**LISTED RECORDS:**

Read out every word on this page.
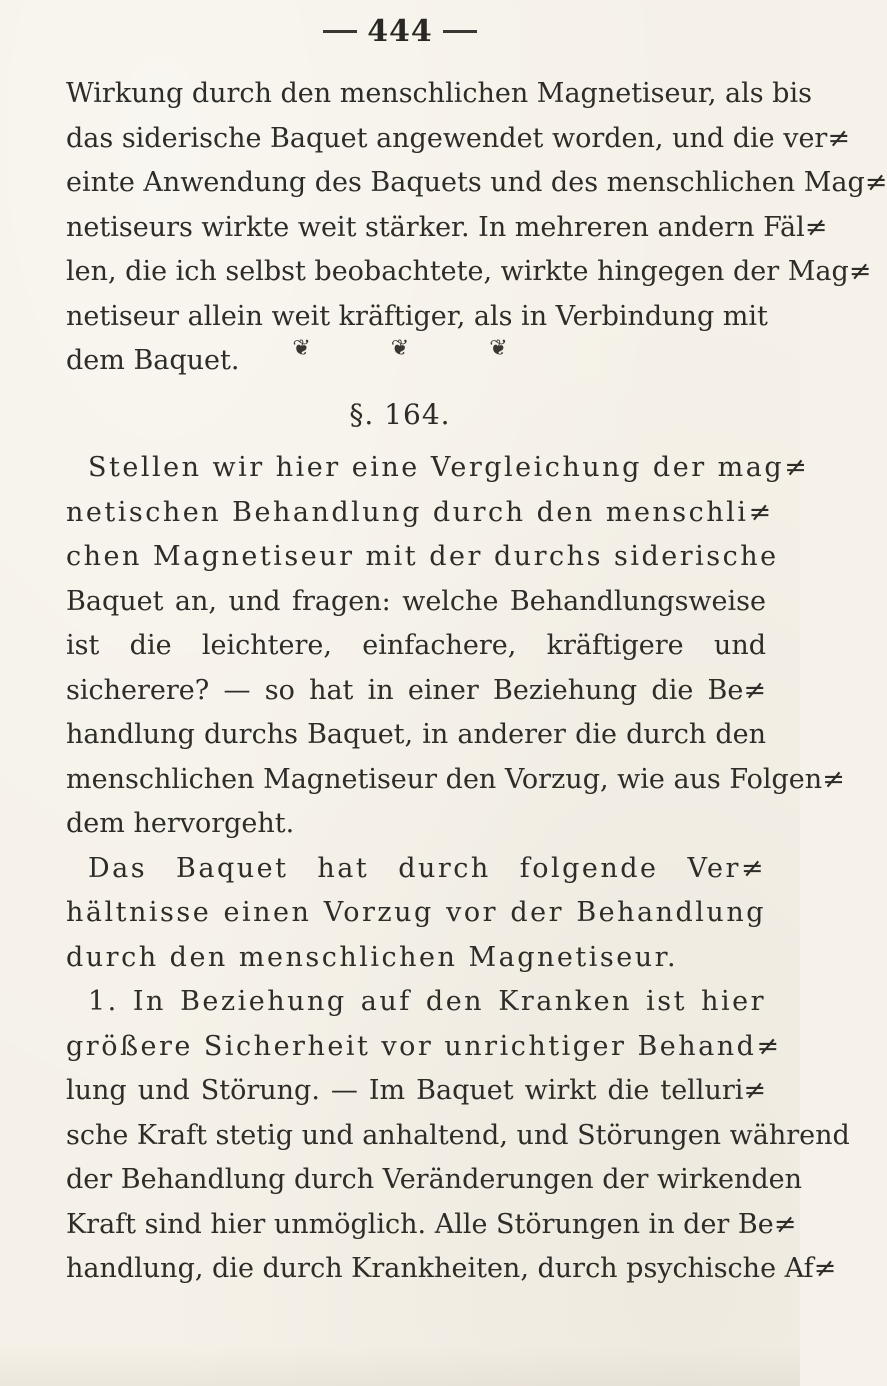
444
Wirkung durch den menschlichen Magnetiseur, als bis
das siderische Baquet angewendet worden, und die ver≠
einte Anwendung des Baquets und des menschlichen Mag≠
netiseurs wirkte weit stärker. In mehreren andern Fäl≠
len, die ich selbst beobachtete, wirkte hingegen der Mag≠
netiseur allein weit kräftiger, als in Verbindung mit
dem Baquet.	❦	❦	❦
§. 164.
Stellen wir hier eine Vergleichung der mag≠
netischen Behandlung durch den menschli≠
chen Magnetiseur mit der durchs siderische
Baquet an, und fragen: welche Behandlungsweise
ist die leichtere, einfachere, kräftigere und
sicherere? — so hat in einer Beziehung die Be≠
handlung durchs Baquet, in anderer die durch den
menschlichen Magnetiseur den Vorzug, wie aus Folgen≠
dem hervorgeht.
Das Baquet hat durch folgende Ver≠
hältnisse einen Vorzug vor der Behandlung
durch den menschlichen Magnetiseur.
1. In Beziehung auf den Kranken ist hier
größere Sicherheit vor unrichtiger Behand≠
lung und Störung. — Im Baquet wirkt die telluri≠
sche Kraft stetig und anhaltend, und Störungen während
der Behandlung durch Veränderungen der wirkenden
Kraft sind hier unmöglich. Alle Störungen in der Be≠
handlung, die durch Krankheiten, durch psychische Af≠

---

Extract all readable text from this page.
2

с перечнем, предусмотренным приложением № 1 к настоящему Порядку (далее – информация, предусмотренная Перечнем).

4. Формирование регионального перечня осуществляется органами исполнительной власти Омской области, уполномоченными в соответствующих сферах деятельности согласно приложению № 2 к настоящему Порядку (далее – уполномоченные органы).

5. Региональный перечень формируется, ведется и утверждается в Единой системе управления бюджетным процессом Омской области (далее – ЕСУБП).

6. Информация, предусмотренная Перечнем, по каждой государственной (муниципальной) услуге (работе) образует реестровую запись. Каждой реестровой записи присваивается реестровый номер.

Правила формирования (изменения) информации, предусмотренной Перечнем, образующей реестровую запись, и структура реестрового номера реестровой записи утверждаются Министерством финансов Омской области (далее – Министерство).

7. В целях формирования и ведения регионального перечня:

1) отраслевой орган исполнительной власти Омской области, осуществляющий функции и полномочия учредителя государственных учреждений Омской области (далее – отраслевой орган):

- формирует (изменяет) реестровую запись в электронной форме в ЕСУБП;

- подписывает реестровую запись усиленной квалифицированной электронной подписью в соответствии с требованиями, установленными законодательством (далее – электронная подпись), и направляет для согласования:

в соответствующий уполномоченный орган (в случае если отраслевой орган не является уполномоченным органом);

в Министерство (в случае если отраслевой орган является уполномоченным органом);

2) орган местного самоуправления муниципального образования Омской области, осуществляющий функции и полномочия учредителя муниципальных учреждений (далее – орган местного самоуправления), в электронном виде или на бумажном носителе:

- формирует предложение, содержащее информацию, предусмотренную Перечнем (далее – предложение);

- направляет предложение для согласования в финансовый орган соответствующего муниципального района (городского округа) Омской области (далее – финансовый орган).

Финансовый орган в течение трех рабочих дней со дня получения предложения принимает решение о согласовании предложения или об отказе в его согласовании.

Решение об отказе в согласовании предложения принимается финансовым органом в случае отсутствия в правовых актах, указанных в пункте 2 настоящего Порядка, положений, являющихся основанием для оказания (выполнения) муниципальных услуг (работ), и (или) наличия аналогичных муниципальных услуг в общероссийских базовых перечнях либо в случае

==

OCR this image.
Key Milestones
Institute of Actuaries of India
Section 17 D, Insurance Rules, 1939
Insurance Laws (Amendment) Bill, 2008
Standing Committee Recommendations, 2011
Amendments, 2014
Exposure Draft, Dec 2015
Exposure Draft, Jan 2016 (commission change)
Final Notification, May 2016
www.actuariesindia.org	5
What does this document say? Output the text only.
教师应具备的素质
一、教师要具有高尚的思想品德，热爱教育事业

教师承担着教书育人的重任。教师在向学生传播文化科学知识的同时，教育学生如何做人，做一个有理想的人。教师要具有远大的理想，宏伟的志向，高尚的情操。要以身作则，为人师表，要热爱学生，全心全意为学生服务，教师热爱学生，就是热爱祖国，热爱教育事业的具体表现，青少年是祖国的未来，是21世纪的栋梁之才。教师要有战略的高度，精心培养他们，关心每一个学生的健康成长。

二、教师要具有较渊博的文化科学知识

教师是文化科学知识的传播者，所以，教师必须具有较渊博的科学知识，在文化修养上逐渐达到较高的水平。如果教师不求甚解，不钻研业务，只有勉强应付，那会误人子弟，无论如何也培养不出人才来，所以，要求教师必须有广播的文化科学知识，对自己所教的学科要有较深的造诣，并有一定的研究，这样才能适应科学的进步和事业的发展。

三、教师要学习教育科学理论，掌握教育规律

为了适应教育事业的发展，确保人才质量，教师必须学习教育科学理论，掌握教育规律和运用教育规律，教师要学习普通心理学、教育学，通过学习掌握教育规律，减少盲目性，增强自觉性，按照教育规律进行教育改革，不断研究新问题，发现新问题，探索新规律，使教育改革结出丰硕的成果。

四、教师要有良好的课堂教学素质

**STATED GOAL:**
Lines that hold "осуществляющий" are the ones to copy; find all of them.

**RESPONSE TO THIS TASK:**
1) отраслевой орган исполнительной власти Омской области, осуществляющий функции и полномочия учредителя государственных учреждений Омской области (далее – отраслевой орган):
2) орган местного самоуправления муниципального образования Омской области, осуществляющий функции и полномочия учредителя муниципальных учреждений (далее – орган местного самоуправления), в электронном виде или на бумажном носителе:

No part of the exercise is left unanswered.